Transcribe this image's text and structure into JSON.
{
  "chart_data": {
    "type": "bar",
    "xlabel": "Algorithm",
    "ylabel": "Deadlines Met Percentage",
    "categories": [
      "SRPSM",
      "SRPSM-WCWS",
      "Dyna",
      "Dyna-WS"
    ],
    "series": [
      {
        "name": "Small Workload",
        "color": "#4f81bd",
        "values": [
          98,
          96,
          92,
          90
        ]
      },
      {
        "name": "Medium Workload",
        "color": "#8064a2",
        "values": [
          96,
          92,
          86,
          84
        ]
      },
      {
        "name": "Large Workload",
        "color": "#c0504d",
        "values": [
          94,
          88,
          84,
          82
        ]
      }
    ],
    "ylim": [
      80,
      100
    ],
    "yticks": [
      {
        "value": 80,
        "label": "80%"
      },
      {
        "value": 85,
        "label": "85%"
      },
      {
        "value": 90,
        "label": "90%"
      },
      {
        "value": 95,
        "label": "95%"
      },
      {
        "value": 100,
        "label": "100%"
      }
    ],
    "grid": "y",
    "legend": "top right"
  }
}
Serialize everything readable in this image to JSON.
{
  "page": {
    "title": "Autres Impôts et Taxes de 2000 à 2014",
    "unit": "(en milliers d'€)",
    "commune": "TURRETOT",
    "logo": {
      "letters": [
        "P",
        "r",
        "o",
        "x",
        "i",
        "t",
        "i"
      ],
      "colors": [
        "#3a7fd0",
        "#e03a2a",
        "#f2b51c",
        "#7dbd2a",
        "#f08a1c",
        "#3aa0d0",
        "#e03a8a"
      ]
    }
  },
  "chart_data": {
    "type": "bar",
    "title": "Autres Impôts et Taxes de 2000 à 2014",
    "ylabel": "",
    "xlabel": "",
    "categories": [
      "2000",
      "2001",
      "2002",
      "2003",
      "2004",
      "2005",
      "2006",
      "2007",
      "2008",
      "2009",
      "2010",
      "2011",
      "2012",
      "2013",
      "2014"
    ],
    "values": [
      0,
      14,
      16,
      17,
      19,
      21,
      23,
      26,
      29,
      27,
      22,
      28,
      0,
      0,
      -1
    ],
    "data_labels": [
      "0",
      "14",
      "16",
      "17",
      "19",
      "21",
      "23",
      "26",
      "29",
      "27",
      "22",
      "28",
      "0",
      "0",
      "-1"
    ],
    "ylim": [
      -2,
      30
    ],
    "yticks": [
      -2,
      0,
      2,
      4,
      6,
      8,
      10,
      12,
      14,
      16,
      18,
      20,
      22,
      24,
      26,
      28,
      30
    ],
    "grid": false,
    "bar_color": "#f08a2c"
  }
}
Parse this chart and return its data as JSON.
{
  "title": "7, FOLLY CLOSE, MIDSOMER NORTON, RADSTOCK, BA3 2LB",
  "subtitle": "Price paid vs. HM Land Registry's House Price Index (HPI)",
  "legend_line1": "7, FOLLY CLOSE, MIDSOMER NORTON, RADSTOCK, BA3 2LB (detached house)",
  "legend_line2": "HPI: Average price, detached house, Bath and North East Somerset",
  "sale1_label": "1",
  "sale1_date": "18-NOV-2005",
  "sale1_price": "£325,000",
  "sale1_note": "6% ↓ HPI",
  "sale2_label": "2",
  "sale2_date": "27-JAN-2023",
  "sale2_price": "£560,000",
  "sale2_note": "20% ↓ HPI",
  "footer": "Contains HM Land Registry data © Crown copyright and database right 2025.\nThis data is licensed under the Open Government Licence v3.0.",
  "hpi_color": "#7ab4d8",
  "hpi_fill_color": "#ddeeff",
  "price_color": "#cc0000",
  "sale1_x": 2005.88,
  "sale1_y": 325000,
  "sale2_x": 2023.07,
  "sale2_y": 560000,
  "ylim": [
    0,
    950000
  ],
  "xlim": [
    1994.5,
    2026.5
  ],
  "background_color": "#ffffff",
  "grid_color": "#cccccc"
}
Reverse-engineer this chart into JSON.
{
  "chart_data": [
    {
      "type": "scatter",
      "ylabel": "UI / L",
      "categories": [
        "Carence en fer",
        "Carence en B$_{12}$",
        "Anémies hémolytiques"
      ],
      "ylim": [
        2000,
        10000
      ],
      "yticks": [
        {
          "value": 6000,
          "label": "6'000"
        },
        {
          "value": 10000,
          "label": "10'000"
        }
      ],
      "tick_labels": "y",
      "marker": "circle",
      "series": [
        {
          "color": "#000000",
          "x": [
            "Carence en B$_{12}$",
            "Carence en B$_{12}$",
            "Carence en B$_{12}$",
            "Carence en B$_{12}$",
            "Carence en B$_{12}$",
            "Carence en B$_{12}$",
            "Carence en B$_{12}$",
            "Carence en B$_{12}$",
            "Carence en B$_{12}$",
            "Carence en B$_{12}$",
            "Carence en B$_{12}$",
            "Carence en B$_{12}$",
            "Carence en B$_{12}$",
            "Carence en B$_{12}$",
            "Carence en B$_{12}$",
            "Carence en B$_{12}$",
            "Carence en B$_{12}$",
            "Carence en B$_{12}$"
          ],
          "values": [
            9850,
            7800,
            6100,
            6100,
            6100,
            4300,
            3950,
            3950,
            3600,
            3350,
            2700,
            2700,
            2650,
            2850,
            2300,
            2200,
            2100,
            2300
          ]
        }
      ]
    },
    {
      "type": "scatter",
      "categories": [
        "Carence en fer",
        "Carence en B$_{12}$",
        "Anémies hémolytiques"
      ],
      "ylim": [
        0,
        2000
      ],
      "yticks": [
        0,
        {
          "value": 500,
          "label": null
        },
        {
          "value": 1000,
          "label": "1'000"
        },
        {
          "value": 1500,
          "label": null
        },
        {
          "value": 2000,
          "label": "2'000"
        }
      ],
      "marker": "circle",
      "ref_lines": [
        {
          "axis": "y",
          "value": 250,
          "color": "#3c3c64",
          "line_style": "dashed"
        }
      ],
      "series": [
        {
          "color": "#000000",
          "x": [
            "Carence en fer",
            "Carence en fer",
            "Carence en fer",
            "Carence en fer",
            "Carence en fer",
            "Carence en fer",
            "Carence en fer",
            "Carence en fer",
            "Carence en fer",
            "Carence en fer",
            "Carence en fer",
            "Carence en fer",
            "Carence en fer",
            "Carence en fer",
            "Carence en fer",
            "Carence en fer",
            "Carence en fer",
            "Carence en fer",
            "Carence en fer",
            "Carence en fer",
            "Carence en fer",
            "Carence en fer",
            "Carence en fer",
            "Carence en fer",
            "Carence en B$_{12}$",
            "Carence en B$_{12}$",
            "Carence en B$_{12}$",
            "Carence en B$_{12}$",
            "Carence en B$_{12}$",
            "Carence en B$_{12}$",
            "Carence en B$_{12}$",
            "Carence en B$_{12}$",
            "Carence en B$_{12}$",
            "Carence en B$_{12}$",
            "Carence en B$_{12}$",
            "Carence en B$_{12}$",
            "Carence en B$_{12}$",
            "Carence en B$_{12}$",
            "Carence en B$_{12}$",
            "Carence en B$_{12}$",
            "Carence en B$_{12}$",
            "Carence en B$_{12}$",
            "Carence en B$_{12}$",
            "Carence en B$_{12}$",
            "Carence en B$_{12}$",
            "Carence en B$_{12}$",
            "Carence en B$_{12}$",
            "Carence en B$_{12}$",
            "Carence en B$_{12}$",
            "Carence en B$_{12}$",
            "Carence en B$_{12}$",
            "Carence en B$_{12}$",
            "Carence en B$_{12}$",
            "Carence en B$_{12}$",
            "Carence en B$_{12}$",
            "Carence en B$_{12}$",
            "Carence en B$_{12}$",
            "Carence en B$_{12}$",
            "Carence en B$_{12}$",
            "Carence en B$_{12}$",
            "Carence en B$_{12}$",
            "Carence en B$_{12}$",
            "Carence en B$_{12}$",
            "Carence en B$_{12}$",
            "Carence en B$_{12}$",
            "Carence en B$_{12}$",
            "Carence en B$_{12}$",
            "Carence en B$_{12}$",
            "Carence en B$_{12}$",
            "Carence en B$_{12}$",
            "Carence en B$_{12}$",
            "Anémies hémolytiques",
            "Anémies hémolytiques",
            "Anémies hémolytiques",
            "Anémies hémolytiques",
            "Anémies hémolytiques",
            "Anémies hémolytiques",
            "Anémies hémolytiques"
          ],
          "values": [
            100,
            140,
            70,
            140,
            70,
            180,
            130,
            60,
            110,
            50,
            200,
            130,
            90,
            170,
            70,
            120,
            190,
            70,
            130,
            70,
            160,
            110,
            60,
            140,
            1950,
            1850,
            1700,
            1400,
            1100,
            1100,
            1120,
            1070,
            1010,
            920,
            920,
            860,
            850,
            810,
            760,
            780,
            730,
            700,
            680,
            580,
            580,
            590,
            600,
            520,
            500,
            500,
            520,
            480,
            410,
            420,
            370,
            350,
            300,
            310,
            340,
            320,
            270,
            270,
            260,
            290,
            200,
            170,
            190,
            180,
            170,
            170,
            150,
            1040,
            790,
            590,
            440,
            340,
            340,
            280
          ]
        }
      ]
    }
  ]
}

○ ○ ○

• Directions for this task: Work out the count of lines containing the word "right", then write only that count.

• The output: 2